__Problem requirements__: Extract each line of the material that follows exactly and omit its pictures.

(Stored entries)
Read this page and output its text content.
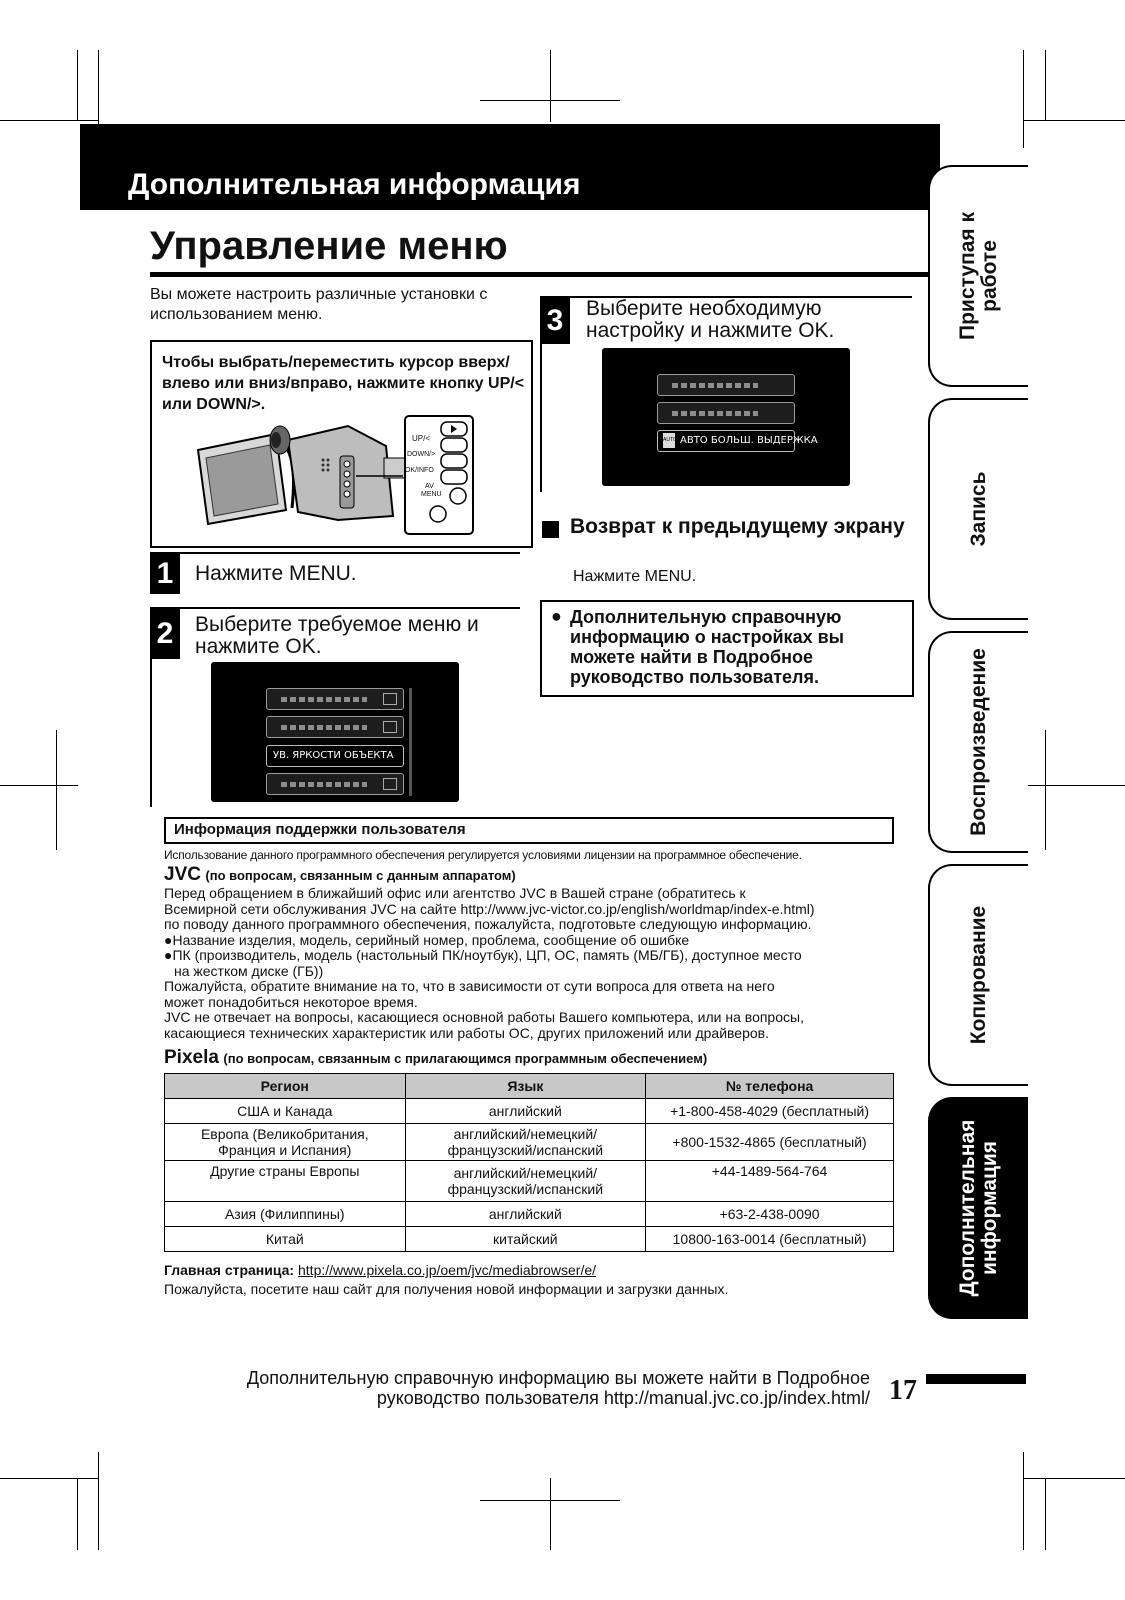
Дополнительная информация
Управление меню
Вы можете настроить различные установки с использованием меню.
Чтобы выбрать/переместить курсор вверх/влево или вниз/вправо, нажмите кнопку UP/< или DOWN/>.
UP/<
DOWN/>
OK/INFO
AV
MENU
1	Нажмите MENU.
2	Выберите требуемое меню и нажмите OK.
УВ. ЯРКОСТИ ОБЪЕКТА
3	Выберите необходимую настройку и нажмите OK.
AUTO АВТО БОЛЬШ. ВЫДЕРЖКА
Возврат к предыдущему экрану
Нажмите MENU.
● Дополнительную справочную информацию о настройках вы можете найти в Подробное руководство пользователя.
Приступая к работе
Запись
Воспроизведение
Копирование
Дополнительная информация
Информация поддержки пользователя
Использование данного программного обеспечения регулируется условиями лицензии на программное обеспечение.
JVC (по вопросам, связанным с данным аппаратом)
Перед обращением в ближайший офис или агентство JVC в Вашей стране (обратитесь к
Всемирной сети обслуживания JVC на сайте http://www.jvc-victor.co.jp/english/worldmap/index-e.html)
по поводу данного программного обеспечения, пожалуйста, подготовьте следующую информацию.
●Название изделия, модель, серийный номер, проблема, сообщение об ошибке
●ПК (производитель, модель (настольный ПК/ноутбук), ЦП, ОС, память (МБ/ГБ), доступное место
на жестком диске (ГБ))
Пожалуйста, обратите внимание на то, что в зависимости от сути вопроса для ответа на него
может понадобиться некоторое время.
JVC не отвечает на вопросы, касающиеся основной работы Вашего компьютера, или на вопросы,
касающиеся технических характеристик или работы ОС, других приложений или драйверов.
Pixela (по вопросам, связанным с прилагающимся программным обеспечением)
Регион	Язык	№ телефона
США и Канада	английский	+1-800-458-4029 (бесплатный)
Европа (Великобритания, Франция и Испания)	английский/немецкий/ французский/испанский	+800-1532-4865 (бесплатный)
Другие страны Европы	английский/немецкий/ французский/испанский	+44-1489-564-764
Азия (Филиппины)	английский	+63-2-438-0090
Китай	китайский	10800-163-0014 (бесплатный)
Главная страница: http://www.pixela.co.jp/oem/jvc/mediabrowser/e/
Пожалуйста, посетите наш сайт для получения новой информации и загрузки данных.
Дополнительную справочную информацию вы можете найти в Подробное
руководство пользователя http://manual.jvc.co.jp/index.html/ 17
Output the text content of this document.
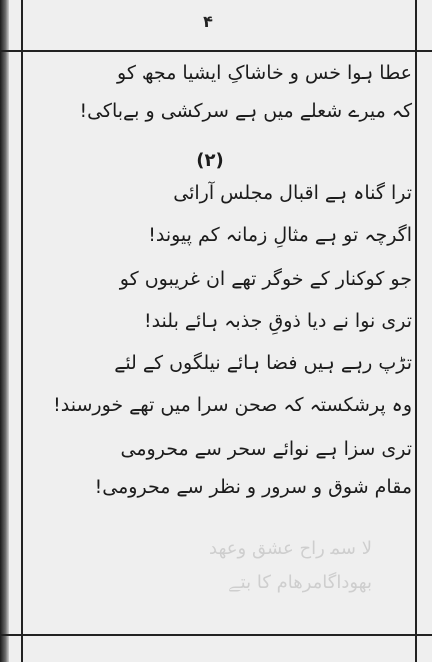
۴
ﻻ ﺳﻤ ﺭﺍﺡ ﻋﺸﻖ ﻭﻋﻬﺪ
ﺑﻬﻮﺩﺍﮔﺎﻣﺮﻫﺎﻡ ﮐﺎ ﺑﺘﮯ
عطا ہوا خس و خاشاکِ ایشیا مجھ کو
کہ میرے شعلے میں ہے سرکشی و بےباکی!
(۲)
ترا گناہ ہے اقبال مجلس آرائی
اگرچہ تو ہے مثالِ زمانہ کم پیوند!
جو کوکنار کے خوگر تھے ان غریبوں کو
تری نوا نے دیا ذوقِ جذبہ ہائے بلند!
تڑپ رہے ہیں فضا ہائے نیلگوں کے لئے
وہ پرشکستہ کہ صحن سرا میں تھے خورسند!
تری سزا ہے نوائے سحر سے محرومی
مقام شوق و سرور و نظر سے محرومی!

__Response to this exercise__:
Read this page and output its text content.
Дополнительная информация
Управление меню
Вы можете настроить различные установки с использованием меню.
Чтобы выбрать/переместить курсор вверх/влево или вниз/вправо, нажмите кнопку UP/< или DOWN/>.
UP/<
DOWN/>
OK/INFO
AV
MENU
1	Нажмите MENU.
2	Выберите требуемое меню и нажмите OK.
УВ. ЯРКОСТИ ОБЪЕКТА
3	Выберите необходимую настройку и нажмите OK.
AUTO АВТО БОЛЬШ. ВЫДЕРЖКА
Возврат к предыдущему экрану
Нажмите MENU.
● Дополнительную справочную информацию о настройках вы можете найти в Подробное руководство пользователя.
Приступая к работе
Запись
Воспроизведение
Копирование
Дополнительная информация
Информация поддержки пользователя
Использование данного программного обеспечения регулируется условиями лицензии на программное обеспечение.
JVC (по вопросам, связанным с данным аппаратом)
Перед обращением в ближайший офис или агентство JVC в Вашей стране (обратитесь к
Всемирной сети обслуживания JVC на сайте http://www.jvc-victor.co.jp/english/worldmap/index-e.html)
по поводу данного программного обеспечения, пожалуйста, подготовьте следующую информацию.
●Название изделия, модель, серийный номер, проблема, сообщение об ошибке
●ПК (производитель, модель (настольный ПК/ноутбук), ЦП, ОС, память (МБ/ГБ), доступное место
на жестком диске (ГБ))
Пожалуйста, обратите внимание на то, что в зависимости от сути вопроса для ответа на него
может понадобиться некоторое время.
JVC не отвечает на вопросы, касающиеся основной работы Вашего компьютера, или на вопросы,
касающиеся технических характеристик или работы ОС, других приложений или драйверов.
Pixela (по вопросам, связанным с прилагающимся программным обеспечением)
Регион	Язык	№ телефона
США и Канада	английский	+1-800-458-4029 (бесплатный)
Европа (Великобритания, Франция и Испания)	английский/немецкий/ французский/испанский	+800-1532-4865 (бесплатный)
Другие страны Европы	английский/немецкий/ французский/испанский	+44-1489-564-764
Азия (Филиппины)	английский	+63-2-438-0090
Китай	китайский	10800-163-0014 (бесплатный)
Главная страница: http://www.pixela.co.jp/oem/jvc/mediabrowser/e/
Пожалуйста, посетите наш сайт для получения новой информации и загрузки данных.
Дополнительную справочную информацию вы можете найти в Подробное
руководство пользователя http://manual.jvc.co.jp/index.html/ 17
Output the text content of this document.
۴
ﻻ ﺳﻤ ﺭﺍﺡ ﻋﺸﻖ ﻭﻋﻬﺪ
ﺑﻬﻮﺩﺍﮔﺎﻣﺮﻫﺎﻡ ﮐﺎ ﺑﺘﮯ
عطا ہوا خس و خاشاکِ ایشیا مجھ کو
کہ میرے شعلے میں ہے سرکشی و بےباکی!
(۲)
ترا گناہ ہے اقبال مجلس آرائی
اگرچہ تو ہے مثالِ زمانہ کم پیوند!
جو کوکنار کے خوگر تھے ان غریبوں کو
تری نوا نے دیا ذوقِ جذبہ ہائے بلند!
تڑپ رہے ہیں فضا ہائے نیلگوں کے لئے
وہ پرشکستہ کہ صحن سرا میں تھے خورسند!
تری سزا ہے نوائے سحر سے محرومی
مقام شوق و سرور و نظر سے محرومی!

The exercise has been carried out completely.